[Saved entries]
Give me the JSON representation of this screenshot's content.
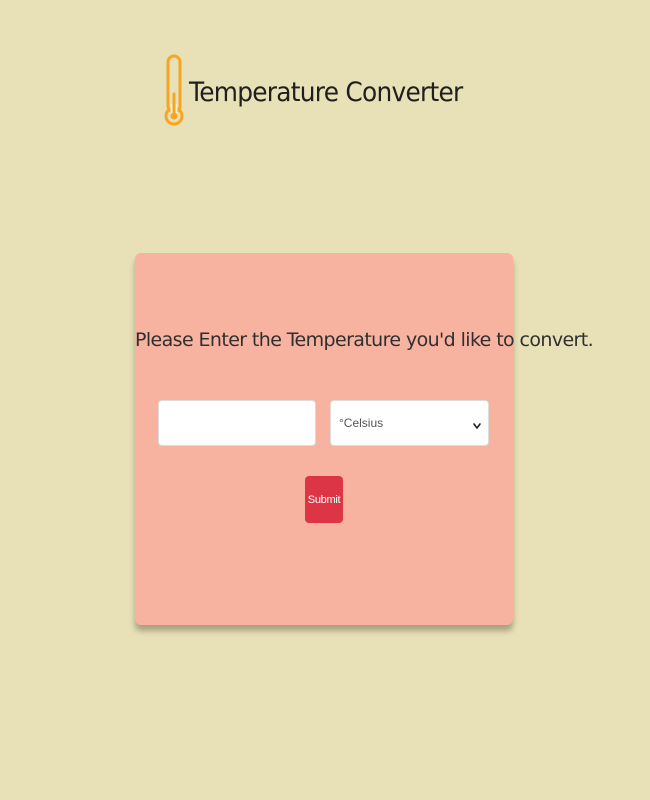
{
  "app": {
    "title": "Temperature Converter",
    "logo_icon": "thermometer-icon"
  },
  "form": {
    "prompt": "Please Enter the Temperature you'd like to convert.",
    "temperature_input": {
      "value": "",
      "placeholder": ""
    },
    "unit_select": {
      "selected": "°Celsius"
    },
    "submit_label": "Submit"
  },
  "colors": {
    "page_background": "#e8e0b6",
    "card_background": "#f8b2a0",
    "accent_logo": "#f5a623",
    "submit_button": "#dc3545"
  }
}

:: REQUIREMENTS ::
Reproduce every line of the material precisely, omitting its pictures.

:: SOLUTION BELOW ::
Give me the JSON representation of this screenshot's content.
{
  "app": {
    "title": "Temperature Converter",
    "logo_icon": "thermometer-icon"
  },
  "form": {
    "prompt": "Please Enter the Temperature you'd like to convert.",
    "temperature_input": {
      "value": "",
      "placeholder": ""
    },
    "unit_select": {
      "selected": "°Celsius"
    },
    "submit_label": "Submit"
  },
  "colors": {
    "page_background": "#e8e0b6",
    "card_background": "#f8b2a0",
    "accent_logo": "#f5a623",
    "submit_button": "#dc3545"
  }
}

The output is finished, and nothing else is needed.